# Dataset entries

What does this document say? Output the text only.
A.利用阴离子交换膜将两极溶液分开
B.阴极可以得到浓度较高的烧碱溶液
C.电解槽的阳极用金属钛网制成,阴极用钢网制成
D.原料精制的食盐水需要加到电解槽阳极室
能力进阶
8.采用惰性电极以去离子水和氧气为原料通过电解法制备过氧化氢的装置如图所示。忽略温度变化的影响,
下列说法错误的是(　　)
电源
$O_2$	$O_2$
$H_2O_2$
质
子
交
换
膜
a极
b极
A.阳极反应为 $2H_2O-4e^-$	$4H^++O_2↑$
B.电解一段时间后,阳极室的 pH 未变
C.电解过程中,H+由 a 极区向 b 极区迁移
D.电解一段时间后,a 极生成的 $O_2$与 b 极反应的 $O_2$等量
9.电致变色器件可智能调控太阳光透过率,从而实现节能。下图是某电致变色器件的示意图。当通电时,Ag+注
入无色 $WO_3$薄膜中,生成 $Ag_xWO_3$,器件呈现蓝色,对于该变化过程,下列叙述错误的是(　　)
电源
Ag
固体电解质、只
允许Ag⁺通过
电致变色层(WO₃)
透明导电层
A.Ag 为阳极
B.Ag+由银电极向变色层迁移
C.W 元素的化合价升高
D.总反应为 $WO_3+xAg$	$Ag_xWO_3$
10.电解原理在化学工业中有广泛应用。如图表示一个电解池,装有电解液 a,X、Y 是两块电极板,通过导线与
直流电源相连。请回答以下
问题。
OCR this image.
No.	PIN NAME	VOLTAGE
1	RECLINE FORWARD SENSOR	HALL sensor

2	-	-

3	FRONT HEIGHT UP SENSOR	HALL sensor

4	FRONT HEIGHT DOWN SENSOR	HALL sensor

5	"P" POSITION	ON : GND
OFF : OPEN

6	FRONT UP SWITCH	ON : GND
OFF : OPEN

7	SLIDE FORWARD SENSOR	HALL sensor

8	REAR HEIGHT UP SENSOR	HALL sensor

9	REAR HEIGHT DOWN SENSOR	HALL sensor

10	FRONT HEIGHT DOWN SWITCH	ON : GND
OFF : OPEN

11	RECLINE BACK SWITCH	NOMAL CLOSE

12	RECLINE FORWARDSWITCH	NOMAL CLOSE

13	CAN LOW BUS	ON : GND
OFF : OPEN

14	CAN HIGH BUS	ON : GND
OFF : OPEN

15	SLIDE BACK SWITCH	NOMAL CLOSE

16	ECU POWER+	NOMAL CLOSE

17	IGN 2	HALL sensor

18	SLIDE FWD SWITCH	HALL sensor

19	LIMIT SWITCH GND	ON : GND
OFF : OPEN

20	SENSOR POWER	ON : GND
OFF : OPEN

# Task prompt
Copy out every line of the data above, exactly as given.

# Task output
What does this document say? Output the text only.
A.利用阴离子交换膜将两极溶液分开
B.阴极可以得到浓度较高的烧碱溶液
C.电解槽的阳极用金属钛网制成,阴极用钢网制成
D.原料精制的食盐水需要加到电解槽阳极室
能力进阶
8.采用惰性电极以去离子水和氧气为原料通过电解法制备过氧化氢的装置如图所示。忽略温度变化的影响,
下列说法错误的是(　　)
电源
$O_2$	$O_2$
$H_2O_2$
质
子
交
换
膜
a极
b极
A.阳极反应为 $2H_2O-4e^-$	$4H^++O_2↑$
B.电解一段时间后,阳极室的 pH 未变
C.电解过程中,H+由 a 极区向 b 极区迁移
D.电解一段时间后,a 极生成的 $O_2$与 b 极反应的 $O_2$等量
9.电致变色器件可智能调控太阳光透过率,从而实现节能。下图是某电致变色器件的示意图。当通电时,Ag+注
入无色 $WO_3$薄膜中,生成 $Ag_xWO_3$,器件呈现蓝色,对于该变化过程,下列叙述错误的是(　　)
电源
Ag
固体电解质、只
允许Ag⁺通过
电致变色层(WO₃)
透明导电层
A.Ag 为阳极
B.Ag+由银电极向变色层迁移
C.W 元素的化合价升高
D.总反应为 $WO_3+xAg$	$Ag_xWO_3$
10.电解原理在化学工业中有广泛应用。如图表示一个电解池,装有电解液 a,X、Y 是两块电极板,通过导线与
直流电源相连。请回答以下
问题。
OCR this image.
No.	PIN NAME	VOLTAGE
1	RECLINE FORWARD SENSOR	HALL sensor

2	-	-

3	FRONT HEIGHT UP SENSOR	HALL sensor

4	FRONT HEIGHT DOWN SENSOR	HALL sensor

5	"P" POSITION	ON : GND
OFF : OPEN

6	FRONT UP SWITCH	ON : GND
OFF : OPEN

7	SLIDE FORWARD SENSOR	HALL sensor

8	REAR HEIGHT UP SENSOR	HALL sensor

9	REAR HEIGHT DOWN SENSOR	HALL sensor

10	FRONT HEIGHT DOWN SWITCH	ON : GND
OFF : OPEN

11	RECLINE BACK SWITCH	NOMAL CLOSE

12	RECLINE FORWARDSWITCH	NOMAL CLOSE

13	CAN LOW BUS	ON : GND
OFF : OPEN

14	CAN HIGH BUS	ON : GND
OFF : OPEN

15	SLIDE BACK SWITCH	NOMAL CLOSE

16	ECU POWER+	NOMAL CLOSE

17	IGN 2	HALL sensor

18	SLIDE FWD SWITCH	HALL sensor

19	LIMIT SWITCH GND	ON : GND
OFF : OPEN

20	SENSOR POWER	ON : GND
OFF : OPEN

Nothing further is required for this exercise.